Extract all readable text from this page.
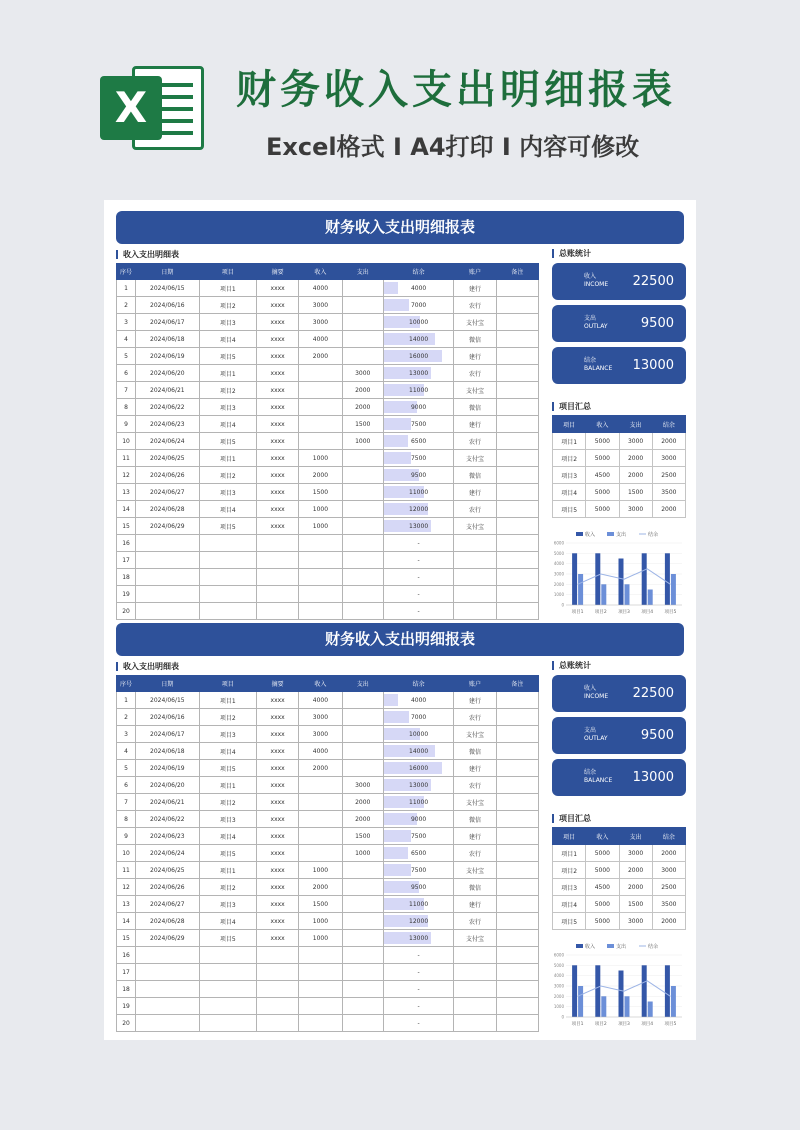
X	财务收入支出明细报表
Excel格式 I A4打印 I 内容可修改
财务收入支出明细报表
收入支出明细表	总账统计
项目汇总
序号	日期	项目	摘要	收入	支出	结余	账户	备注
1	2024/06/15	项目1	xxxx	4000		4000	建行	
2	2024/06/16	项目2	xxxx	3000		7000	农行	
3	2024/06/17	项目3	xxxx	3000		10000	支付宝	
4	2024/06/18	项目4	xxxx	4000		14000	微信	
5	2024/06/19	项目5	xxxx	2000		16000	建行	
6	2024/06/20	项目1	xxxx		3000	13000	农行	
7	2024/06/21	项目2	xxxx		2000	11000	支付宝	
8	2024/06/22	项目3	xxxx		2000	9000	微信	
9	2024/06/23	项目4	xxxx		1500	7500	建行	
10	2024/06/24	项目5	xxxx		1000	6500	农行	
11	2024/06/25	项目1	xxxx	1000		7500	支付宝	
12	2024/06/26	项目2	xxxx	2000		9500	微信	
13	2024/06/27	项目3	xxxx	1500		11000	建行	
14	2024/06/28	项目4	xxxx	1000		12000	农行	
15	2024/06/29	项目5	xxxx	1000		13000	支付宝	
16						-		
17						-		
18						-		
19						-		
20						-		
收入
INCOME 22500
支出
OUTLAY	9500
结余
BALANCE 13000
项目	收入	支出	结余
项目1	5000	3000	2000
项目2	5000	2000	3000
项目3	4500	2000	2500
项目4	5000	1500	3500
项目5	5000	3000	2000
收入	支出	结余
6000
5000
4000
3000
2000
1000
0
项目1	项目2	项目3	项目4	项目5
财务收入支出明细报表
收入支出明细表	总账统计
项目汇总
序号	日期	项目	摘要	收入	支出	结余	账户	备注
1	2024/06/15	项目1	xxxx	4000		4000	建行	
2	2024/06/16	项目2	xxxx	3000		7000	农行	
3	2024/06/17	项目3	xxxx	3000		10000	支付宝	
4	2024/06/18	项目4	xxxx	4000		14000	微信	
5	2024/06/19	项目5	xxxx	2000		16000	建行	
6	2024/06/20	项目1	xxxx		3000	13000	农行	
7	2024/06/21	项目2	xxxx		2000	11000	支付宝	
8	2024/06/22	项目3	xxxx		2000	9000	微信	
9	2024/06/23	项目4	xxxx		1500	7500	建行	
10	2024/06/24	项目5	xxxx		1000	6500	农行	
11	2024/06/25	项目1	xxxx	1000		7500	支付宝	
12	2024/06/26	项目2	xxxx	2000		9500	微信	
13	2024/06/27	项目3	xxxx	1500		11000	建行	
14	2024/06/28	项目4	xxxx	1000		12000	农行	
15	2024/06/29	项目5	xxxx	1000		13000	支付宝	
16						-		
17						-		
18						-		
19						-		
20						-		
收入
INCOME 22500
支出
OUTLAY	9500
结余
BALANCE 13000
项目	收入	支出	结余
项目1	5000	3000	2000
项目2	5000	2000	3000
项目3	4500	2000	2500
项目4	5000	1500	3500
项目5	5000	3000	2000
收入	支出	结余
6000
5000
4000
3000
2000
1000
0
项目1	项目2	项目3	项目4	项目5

──────

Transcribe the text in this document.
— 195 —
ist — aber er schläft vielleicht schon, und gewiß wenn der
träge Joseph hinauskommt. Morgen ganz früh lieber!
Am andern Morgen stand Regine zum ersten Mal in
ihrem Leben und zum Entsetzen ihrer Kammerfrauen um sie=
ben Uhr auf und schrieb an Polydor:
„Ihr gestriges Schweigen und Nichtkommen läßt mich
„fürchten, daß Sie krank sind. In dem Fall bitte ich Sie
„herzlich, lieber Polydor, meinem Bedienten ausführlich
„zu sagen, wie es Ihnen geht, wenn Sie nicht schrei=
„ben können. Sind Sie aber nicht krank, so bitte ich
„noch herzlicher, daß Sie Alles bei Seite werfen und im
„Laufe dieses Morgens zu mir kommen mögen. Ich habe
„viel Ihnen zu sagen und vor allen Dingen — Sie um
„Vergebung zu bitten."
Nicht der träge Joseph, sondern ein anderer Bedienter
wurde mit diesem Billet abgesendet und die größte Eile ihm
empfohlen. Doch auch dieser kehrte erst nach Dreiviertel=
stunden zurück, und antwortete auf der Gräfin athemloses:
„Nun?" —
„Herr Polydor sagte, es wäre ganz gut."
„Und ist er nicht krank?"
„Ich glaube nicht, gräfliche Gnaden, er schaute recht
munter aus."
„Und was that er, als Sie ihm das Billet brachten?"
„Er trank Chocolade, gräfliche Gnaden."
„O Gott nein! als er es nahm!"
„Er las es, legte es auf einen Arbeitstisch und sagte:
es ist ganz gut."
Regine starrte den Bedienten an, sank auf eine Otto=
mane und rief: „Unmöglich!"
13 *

──────

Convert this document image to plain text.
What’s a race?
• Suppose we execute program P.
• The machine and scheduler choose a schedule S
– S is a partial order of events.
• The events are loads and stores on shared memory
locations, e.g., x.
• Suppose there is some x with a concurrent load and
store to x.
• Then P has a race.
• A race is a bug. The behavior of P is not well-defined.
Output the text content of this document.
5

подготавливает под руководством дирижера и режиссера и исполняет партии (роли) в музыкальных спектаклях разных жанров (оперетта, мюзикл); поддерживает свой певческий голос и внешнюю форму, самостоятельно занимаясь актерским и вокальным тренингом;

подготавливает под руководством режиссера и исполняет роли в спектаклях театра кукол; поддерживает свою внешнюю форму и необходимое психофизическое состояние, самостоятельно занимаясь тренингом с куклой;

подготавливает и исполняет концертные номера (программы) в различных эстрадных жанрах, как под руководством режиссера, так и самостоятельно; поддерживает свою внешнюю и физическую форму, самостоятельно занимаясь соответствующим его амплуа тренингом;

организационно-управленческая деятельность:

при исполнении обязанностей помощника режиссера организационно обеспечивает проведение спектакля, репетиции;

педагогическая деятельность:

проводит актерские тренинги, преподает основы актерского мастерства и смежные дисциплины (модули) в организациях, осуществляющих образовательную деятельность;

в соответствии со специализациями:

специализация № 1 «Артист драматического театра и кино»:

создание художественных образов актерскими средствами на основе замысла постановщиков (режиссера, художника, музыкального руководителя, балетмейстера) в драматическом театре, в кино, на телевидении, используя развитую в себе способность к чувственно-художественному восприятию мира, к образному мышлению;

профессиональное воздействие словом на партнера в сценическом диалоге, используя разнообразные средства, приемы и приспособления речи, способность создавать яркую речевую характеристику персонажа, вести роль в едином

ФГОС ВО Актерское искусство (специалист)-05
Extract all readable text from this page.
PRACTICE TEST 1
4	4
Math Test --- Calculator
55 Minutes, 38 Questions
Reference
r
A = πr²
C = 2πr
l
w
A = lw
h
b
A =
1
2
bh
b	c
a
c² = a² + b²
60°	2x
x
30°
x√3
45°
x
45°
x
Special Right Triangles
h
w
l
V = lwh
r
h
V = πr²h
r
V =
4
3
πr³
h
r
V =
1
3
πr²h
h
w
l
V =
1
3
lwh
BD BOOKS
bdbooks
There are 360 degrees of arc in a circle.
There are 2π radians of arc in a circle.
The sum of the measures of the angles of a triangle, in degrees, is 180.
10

──────

- Set task: From the listing above, return each line with the word "Polydor".

- Final result:
ben Uhr auf und schrieb an Polydor:
„herzlich, lieber Polydor, meinem Bedienten ausführlich
„Herr Polydor sagte, es wäre ganz gut."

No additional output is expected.